The entries need to be copied exactly.

--- BEGIN Provided entries ---

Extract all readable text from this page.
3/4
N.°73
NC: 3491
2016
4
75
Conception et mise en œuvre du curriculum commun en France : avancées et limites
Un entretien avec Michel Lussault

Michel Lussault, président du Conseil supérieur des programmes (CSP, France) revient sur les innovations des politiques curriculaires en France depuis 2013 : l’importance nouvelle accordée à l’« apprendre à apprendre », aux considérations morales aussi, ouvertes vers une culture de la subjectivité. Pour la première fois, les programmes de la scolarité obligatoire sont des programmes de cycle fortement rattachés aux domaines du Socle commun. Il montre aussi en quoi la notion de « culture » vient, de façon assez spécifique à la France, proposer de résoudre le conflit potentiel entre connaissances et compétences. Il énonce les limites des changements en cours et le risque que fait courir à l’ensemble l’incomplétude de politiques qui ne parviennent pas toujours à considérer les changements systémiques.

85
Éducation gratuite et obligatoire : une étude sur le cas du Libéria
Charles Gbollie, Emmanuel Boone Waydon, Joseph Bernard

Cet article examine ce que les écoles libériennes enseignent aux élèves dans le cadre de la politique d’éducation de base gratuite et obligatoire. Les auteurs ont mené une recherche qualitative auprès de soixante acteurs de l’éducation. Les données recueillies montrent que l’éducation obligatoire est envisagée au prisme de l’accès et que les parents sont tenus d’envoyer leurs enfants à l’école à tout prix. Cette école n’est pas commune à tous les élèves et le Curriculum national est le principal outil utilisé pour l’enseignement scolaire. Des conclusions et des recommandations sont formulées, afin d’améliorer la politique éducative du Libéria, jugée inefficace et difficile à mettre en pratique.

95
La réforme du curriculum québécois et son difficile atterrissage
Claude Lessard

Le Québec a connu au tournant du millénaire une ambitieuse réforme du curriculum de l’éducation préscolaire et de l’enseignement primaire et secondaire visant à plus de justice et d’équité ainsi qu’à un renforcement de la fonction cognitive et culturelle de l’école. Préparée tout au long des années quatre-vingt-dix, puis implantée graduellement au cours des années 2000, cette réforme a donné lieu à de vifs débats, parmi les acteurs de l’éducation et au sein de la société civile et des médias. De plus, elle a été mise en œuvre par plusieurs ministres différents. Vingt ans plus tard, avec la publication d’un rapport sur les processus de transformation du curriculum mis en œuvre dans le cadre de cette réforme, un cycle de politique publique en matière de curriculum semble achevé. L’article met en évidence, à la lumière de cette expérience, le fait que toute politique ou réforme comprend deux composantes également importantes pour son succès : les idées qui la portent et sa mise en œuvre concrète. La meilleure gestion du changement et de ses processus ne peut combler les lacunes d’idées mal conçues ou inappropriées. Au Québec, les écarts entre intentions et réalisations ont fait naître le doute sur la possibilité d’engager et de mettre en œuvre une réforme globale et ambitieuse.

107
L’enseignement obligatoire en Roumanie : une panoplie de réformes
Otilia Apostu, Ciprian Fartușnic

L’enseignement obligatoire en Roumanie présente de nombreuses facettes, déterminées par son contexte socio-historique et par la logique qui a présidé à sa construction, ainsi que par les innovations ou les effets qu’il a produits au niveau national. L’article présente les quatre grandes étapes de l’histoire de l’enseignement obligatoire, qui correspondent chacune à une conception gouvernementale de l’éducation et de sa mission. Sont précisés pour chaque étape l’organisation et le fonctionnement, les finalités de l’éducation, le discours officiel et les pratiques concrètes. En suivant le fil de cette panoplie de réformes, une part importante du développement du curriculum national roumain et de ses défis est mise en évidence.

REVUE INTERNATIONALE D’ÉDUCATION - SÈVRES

--- END Provided entries ---

**Output for this exercise**.
Extract all readable text from this page.
3/4
N.°73
NC: 3491
2016
4
75
Conception et mise en œuvre du curriculum commun en France : avancées et limites
Un entretien avec Michel Lussault

Michel Lussault, président du Conseil supérieur des programmes (CSP, France) revient sur les innovations des politiques curriculaires en France depuis 2013 : l’importance nouvelle accordée à l’« apprendre à apprendre », aux considérations morales aussi, ouvertes vers une culture de la subjectivité. Pour la première fois, les programmes de la scolarité obligatoire sont des programmes de cycle fortement rattachés aux domaines du Socle commun. Il montre aussi en quoi la notion de « culture » vient, de façon assez spécifique à la France, proposer de résoudre le conflit potentiel entre connaissances et compétences. Il énonce les limites des changements en cours et le risque que fait courir à l’ensemble l’incomplétude de politiques qui ne parviennent pas toujours à considérer les changements systémiques.

85
Éducation gratuite et obligatoire : une étude sur le cas du Libéria
Charles Gbollie, Emmanuel Boone Waydon, Joseph Bernard

Cet article examine ce que les écoles libériennes enseignent aux élèves dans le cadre de la politique d’éducation de base gratuite et obligatoire. Les auteurs ont mené une recherche qualitative auprès de soixante acteurs de l’éducation. Les données recueillies montrent que l’éducation obligatoire est envisagée au prisme de l’accès et que les parents sont tenus d’envoyer leurs enfants à l’école à tout prix. Cette école n’est pas commune à tous les élèves et le Curriculum national est le principal outil utilisé pour l’enseignement scolaire. Des conclusions et des recommandations sont formulées, afin d’améliorer la politique éducative du Libéria, jugée inefficace et difficile à mettre en pratique.

95
La réforme du curriculum québécois et son difficile atterrissage
Claude Lessard

Le Québec a connu au tournant du millénaire une ambitieuse réforme du curriculum de l’éducation préscolaire et de l’enseignement primaire et secondaire visant à plus de justice et d’équité ainsi qu’à un renforcement de la fonction cognitive et culturelle de l’école. Préparée tout au long des années quatre-vingt-dix, puis implantée graduellement au cours des années 2000, cette réforme a donné lieu à de vifs débats, parmi les acteurs de l’éducation et au sein de la société civile et des médias. De plus, elle a été mise en œuvre par plusieurs ministres différents. Vingt ans plus tard, avec la publication d’un rapport sur les processus de transformation du curriculum mis en œuvre dans le cadre de cette réforme, un cycle de politique publique en matière de curriculum semble achevé. L’article met en évidence, à la lumière de cette expérience, le fait que toute politique ou réforme comprend deux composantes également importantes pour son succès : les idées qui la portent et sa mise en œuvre concrète. La meilleure gestion du changement et de ses processus ne peut combler les lacunes d’idées mal conçues ou inappropriées. Au Québec, les écarts entre intentions et réalisations ont fait naître le doute sur la possibilité d’engager et de mettre en œuvre une réforme globale et ambitieuse.

107
L’enseignement obligatoire en Roumanie : une panoplie de réformes
Otilia Apostu, Ciprian Fartușnic

L’enseignement obligatoire en Roumanie présente de nombreuses facettes, déterminées par son contexte socio-historique et par la logique qui a présidé à sa construction, ainsi que par les innovations ou les effets qu’il a produits au niveau national. L’article présente les quatre grandes étapes de l’histoire de l’enseignement obligatoire, qui correspondent chacune à une conception gouvernementale de l’éducation et de sa mission. Sont précisés pour chaque étape l’organisation et le fonctionnement, les finalités de l’éducation, le discours officiel et les pratiques concrètes. En suivant le fil de cette panoplie de réformes, une part importante du développement du curriculum national roumain et de ses défis est mise en évidence.

REVUE INTERNATIONALE D’ÉDUCATION - SÈVRES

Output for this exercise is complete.